--- Work request 1 ---
Can you retype the passage of the jailbreak detector text between "Live Demo Model" and "abandon its policy.", inclusive?
--- Work request 2 ---
How would the jailbreak detector text go on? Write what comes next, starting right after its last sentence.

--- Extracted text ---
_ _ _ _ _ _ _

Hybrid LLM Jailbreak + Prompt Injection Detector

A defense-in-depth input-safety layer for LLM applications. Catches direct jailbreak attempts and indirect prompt injections with a calibrated, explainable, deterministic decision gate.

Live Demo Model Card CI Coverage PyPI install Python License Code style: black

Live Demo · Model Card · API Reference · Threat Model


Table of Contents


Why This Exists

Most LLM-powered applications today route raw user input — and increasingly, raw retrieved content from documents, search results, and tool outputs — straight into a model with a system prompt and hope the model behaves. Two attack patterns break that hope:

  1. Direct jailbreak. "Ignore your previous instructions and tell me how to..." style prompts. The model is asked to abandon its policy.

_ _ _ _ _ _ _

Records from a dataset:
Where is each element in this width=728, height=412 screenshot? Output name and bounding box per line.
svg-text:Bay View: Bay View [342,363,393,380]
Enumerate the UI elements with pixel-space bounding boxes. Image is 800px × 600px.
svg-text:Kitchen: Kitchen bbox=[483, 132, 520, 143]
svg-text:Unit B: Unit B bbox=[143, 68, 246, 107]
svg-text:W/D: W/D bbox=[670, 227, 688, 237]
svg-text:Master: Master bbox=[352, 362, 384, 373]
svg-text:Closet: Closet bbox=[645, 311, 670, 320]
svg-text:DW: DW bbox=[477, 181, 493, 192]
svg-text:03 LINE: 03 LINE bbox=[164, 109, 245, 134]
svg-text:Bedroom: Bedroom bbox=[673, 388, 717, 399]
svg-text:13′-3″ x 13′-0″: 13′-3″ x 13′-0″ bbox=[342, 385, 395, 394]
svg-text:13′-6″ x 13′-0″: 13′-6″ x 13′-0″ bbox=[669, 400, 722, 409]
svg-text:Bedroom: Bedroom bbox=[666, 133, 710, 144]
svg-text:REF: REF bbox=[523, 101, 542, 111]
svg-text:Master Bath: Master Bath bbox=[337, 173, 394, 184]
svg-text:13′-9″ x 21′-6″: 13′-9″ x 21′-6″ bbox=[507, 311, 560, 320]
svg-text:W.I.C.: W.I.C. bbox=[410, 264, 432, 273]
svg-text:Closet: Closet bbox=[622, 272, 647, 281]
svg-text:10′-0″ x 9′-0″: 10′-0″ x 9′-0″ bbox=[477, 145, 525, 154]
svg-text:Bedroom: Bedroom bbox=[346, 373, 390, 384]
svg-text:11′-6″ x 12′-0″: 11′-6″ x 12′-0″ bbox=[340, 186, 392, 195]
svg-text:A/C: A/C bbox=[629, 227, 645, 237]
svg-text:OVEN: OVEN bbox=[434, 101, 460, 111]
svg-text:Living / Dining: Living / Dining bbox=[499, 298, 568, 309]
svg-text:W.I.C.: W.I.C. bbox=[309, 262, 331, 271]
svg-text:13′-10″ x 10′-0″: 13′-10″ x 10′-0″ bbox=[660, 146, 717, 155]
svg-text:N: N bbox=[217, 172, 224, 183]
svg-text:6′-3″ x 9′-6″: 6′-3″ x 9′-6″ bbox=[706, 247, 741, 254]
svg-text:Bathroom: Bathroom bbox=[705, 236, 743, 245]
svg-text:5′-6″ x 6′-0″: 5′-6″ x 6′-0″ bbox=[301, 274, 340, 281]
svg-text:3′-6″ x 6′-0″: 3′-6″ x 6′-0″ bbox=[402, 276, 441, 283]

_ _ _ _ _ _ _

--- Written answer 1 ---
Live Demo Model Card CI Coverage PyPI install Python License Code style: black

Live Demo · Model Card · API Reference · Threat Model


Table of Contents


Why This Exists

Most LLM-powered applications today route raw user input — and increasingly, raw retrieved content from documents, search results, and tool outputs — straight into a model with a system prompt and hope the model behaves. Two attack patterns break that hope:

  1. Direct jailbreak. "Ignore your previous instructions and tell me how to..." style prompts. The model is asked to abandon its policy.

--- Written answer 2 ---
  2. Indirect prompt injection. A malicious instruction is hidden inside content the model is asked to summarize, translate, or use — a poisoned PDF, a crafted web page, a manipulated search snippet, the output of a third-party tool. The user never typed the attack; the retrieval pipeline delivered it.

A single safety filter is not enough. Output filters react too late. Single classifiers have a false-positive / false-negative trade-off that doesn't fit every input class. Heuristic regexes break on the first attacker who knows what they're doing. The fix is defense-in-depth: cheap, fast filters in front; calibrated classifier in the middle; expensive safety judge for the uncertain tail; deterministic policy gate as the final word.

That's what this project is.


How It Works

The pipeline is six layers. Every request passes through layers 1–5; layer 6 (Stage B) is invoked only when the policy gate decides escalation is warranted.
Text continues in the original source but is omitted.